§ **Task prompt**: Copy the entire listing below line for line, without any change. Leave out the pictures.
[START Recorded information]
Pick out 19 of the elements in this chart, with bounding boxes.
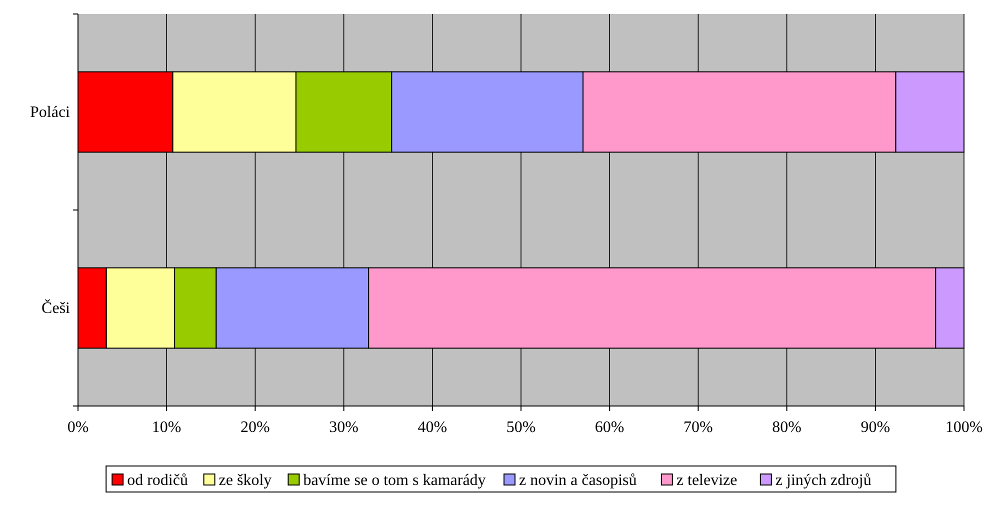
legend-label: z televize: [676, 472, 738, 489]
x-tick-label: 90%: [860, 419, 890, 436]
legend-label: ze školy: [218, 472, 272, 489]
legend-label: bavíme se o tom s kamarády: [303, 472, 486, 489]
x-tick-label: 30%: [329, 419, 358, 436]
x-tick-label: 50%: [506, 419, 536, 436]
x-tick-label: 40%: [418, 419, 448, 436]
x-tick-label: 60%: [594, 419, 624, 436]
legend-label: od rodičů: [127, 472, 188, 489]
x-tick-label: 70%: [684, 419, 713, 436]
legend-label: z novin a časopisů: [519, 472, 637, 489]
x-tick-label: 0%: [67, 419, 89, 436]
x-tick-label: 10%: [152, 419, 182, 436]
x-tick-label: 20%: [240, 419, 270, 436]
y-tick-label: Češi: [42, 299, 71, 317]
y-tick-label: Poláci: [30, 104, 71, 121]
x-tick-label: 100%: [945, 419, 983, 436]
legend-label: z jiných zdrojů: [775, 472, 872, 489]
x-tick-label: 80%: [772, 419, 802, 436]
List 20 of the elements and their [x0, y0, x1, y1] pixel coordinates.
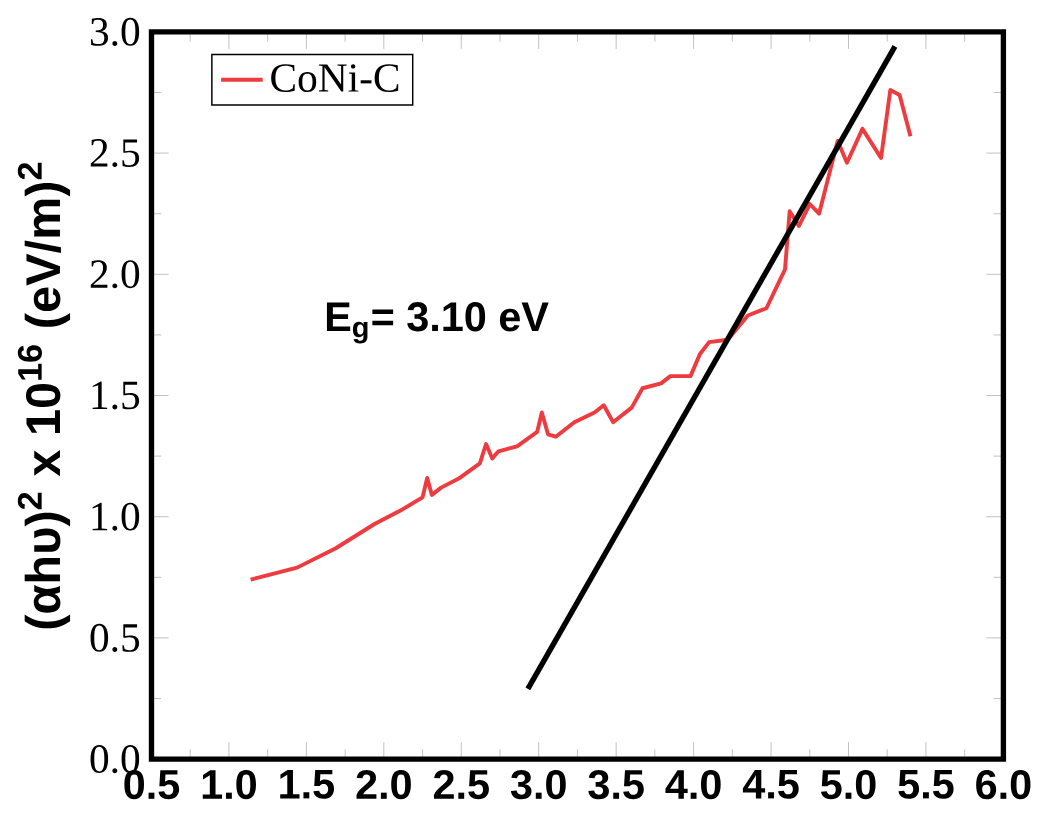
y-tick-label: 3.0 — [90, 17, 140, 46]
y-tick-label: 2.5 — [90, 139, 140, 168]
x-tick-label: 2.0 — [356, 769, 411, 800]
y-tick-label: 1.0 — [92, 502, 140, 531]
x-tick-label: 5.5 — [898, 769, 954, 799]
y-tick-label: 2.0 — [90, 260, 140, 289]
y-tick-label: 1.5 — [92, 381, 140, 410]
x-tick-label: 1.5 — [280, 769, 335, 799]
x-tick-label: 3.5 — [588, 769, 644, 800]
x-tick-label: 4.5 — [742, 769, 799, 799]
x-tick-label: 5.0 — [821, 769, 876, 800]
x-tick-label: 1.0 — [202, 769, 256, 800]
y-tick-label: 0.5 — [90, 623, 140, 652]
x-tick-label: 6.0 — [976, 769, 1031, 800]
annotation: E$_{g}$= 3.10 eV — [326, 302, 549, 344]
legend-label: CoNi-C — [271, 64, 399, 92]
y-axis-title: (αhυ)$^{2}$ x 10$^{16}$ (eV/m)$^{2}$ — [17, 162, 71, 629]
x-tick-label: 4.0 — [665, 769, 721, 800]
x-tick-label: 3.0 — [510, 769, 566, 800]
x-tick-label: 2.5 — [433, 769, 489, 800]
[END Recorded information]
§ **Output for this task**:
Pick out 19 of the elements in this chart, with bounding boxes.
legend-label: z televize: [676, 472, 738, 489]
x-tick-label: 90%: [860, 419, 890, 436]
legend-label: ze školy: [218, 472, 272, 489]
legend-label: bavíme se o tom s kamarády: [303, 472, 486, 489]
x-tick-label: 30%: [329, 419, 358, 436]
x-tick-label: 50%: [506, 419, 536, 436]
x-tick-label: 40%: [418, 419, 448, 436]
x-tick-label: 60%: [594, 419, 624, 436]
legend-label: od rodičů: [127, 472, 188, 489]
x-tick-label: 70%: [684, 419, 713, 436]
legend-label: z novin a časopisů: [519, 472, 637, 489]
x-tick-label: 0%: [67, 419, 89, 436]
x-tick-label: 10%: [152, 419, 182, 436]
x-tick-label: 20%: [240, 419, 270, 436]
y-tick-label: Češi: [42, 299, 71, 317]
y-tick-label: Poláci: [30, 104, 71, 121]
x-tick-label: 100%: [945, 419, 983, 436]
legend-label: z jiných zdrojů: [775, 472, 872, 489]
x-tick-label: 80%: [772, 419, 802, 436]
List 20 of the elements and their [x0, y0, x1, y1] pixel coordinates.
y-tick-label: 3.0 — [90, 17, 140, 46]
y-tick-label: 2.5 — [90, 139, 140, 168]
x-tick-label: 2.0 — [356, 769, 411, 800]
y-tick-label: 1.0 — [92, 502, 140, 531]
x-tick-label: 5.5 — [898, 769, 954, 799]
y-tick-label: 2.0 — [90, 260, 140, 289]
y-tick-label: 1.5 — [92, 381, 140, 410]
x-tick-label: 1.5 — [280, 769, 335, 799]
x-tick-label: 3.5 — [588, 769, 644, 800]
x-tick-label: 4.5 — [742, 769, 799, 799]
x-tick-label: 5.0 — [821, 769, 876, 800]
x-tick-label: 1.0 — [202, 769, 256, 800]
y-tick-label: 0.5 — [90, 623, 140, 652]
x-tick-label: 6.0 — [976, 769, 1031, 800]
annotation: E$_{g}$= 3.10 eV — [326, 302, 549, 344]
legend-label: CoNi-C — [271, 64, 399, 92]
y-axis-title: (αhυ)$^{2}$ x 10$^{16}$ (eV/m)$^{2}$ — [17, 162, 71, 629]
x-tick-label: 4.0 — [665, 769, 721, 800]
x-tick-label: 3.0 — [510, 769, 566, 800]
x-tick-label: 2.5 — [433, 769, 489, 800]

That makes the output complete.